[start Given passage]

Monday, March 7, 2011

And so the dangerous season has begun



The time in between the end of Football season and the beginning of Baseball season - people have too much time on there hand.



Please, don't let your loved one watch any TV until Baseball season is safely under way.


March 7, 1936 - Walt Disney's Mickey's Grand Opera, premiered on this date.



I'm not a big Disney fan (especially Mickey Mouse) but this one is pretty funny. Donald Duck undergoes a major face life after this cartoon.


March 7, 1962 - Alain Resnais' enigmatic masterpiece, L'année dernière à Marienbad (Last Year in Marienbad), opened in the US on this date.



I'll tell you the plot - a man meets a woman at a European spa and tries to convince her (and himself) that they met one year ago. You'll have to see it over and over ago to try to understand it.


March 7, 1964 - John Frankenheimer's under- appreciated almost documentary-like thriller set set during WWII, The Train, premiered on this date.



Burt Lancaster took a day off during shooting to play golf when the shooting was about half completed. On the links, he stepped in a hole and re-aggravated an old knee injury. In order to compensate for the injury, Frankenheimer had Lancaster's character shot in the leg, thus enabling him to limp through the rest of the shooting.


March 7, 1986 -
This was a Red Letter Day for Daniel Day Lewis. The stars somehow aligned for him and both My Beautiful Laundrette and A Room With A View, opened in NYC on this date.





Lewis was relatively unknown in the US at that time and critics raved about how great the range of his talent was to play such vastly different characters. (It's called acting)


Today in History:
The Monopoly board game is 88 years old today. Thank your rich Uncle Pennybags.

[end Given passage]
[start Data section]

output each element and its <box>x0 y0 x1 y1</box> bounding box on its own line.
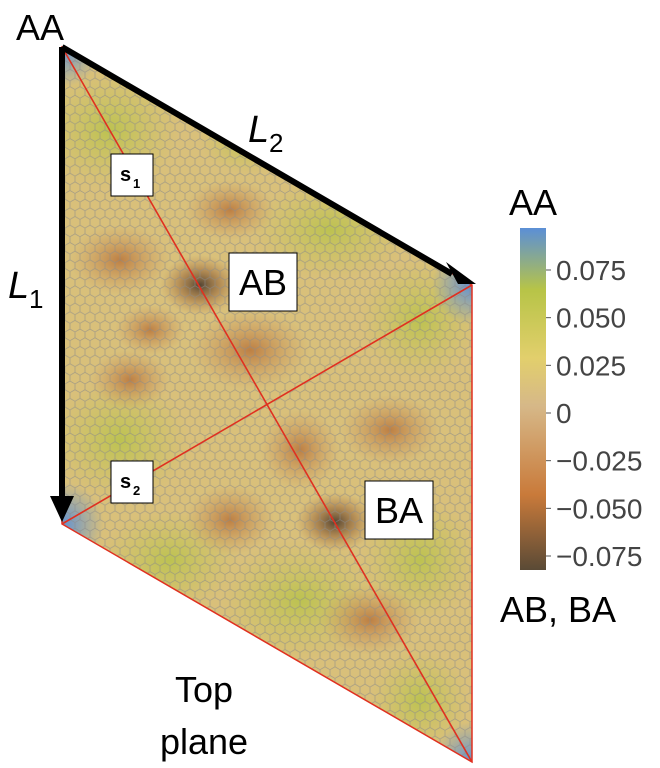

[end Data section]

-- Requirements --
1. Using the March 7 blog post above the listing, answer each question:
(a) Which two films opened in NYC on March 7, 1986?
(b) What did Burt Lancaster take a day off to do during the shooting of The Train?
(c) Where does the man meet the woman in Last Year in Marienbad?
2. Reproduce the stretch of the March 7 blog post from "March 7, 1936" through "to understand it.", word for word.

-- The answers --
1.
(a) My Beautiful Laundrette and A Room With A View
(b) Play golf
(c) At a European spa

2.
March 7, 1936 - Walt Disney's Mickey's Grand Opera, premiered on this date.



I'm not a big Disney fan (especially Mickey Mouse) but this one is pretty funny. Donald Duck undergoes a major face life after this cartoon.


March 7, 1962 - Alain Resnais' enigmatic masterpiece, L'année dernière à Marienbad (Last Year in Marienbad), opened in the US on this date.



I'll tell you the plot - a man meets a woman at a European spa and tries to convince her (and himself) that they met one year ago. You'll have to see it over and over ago to try to understand it.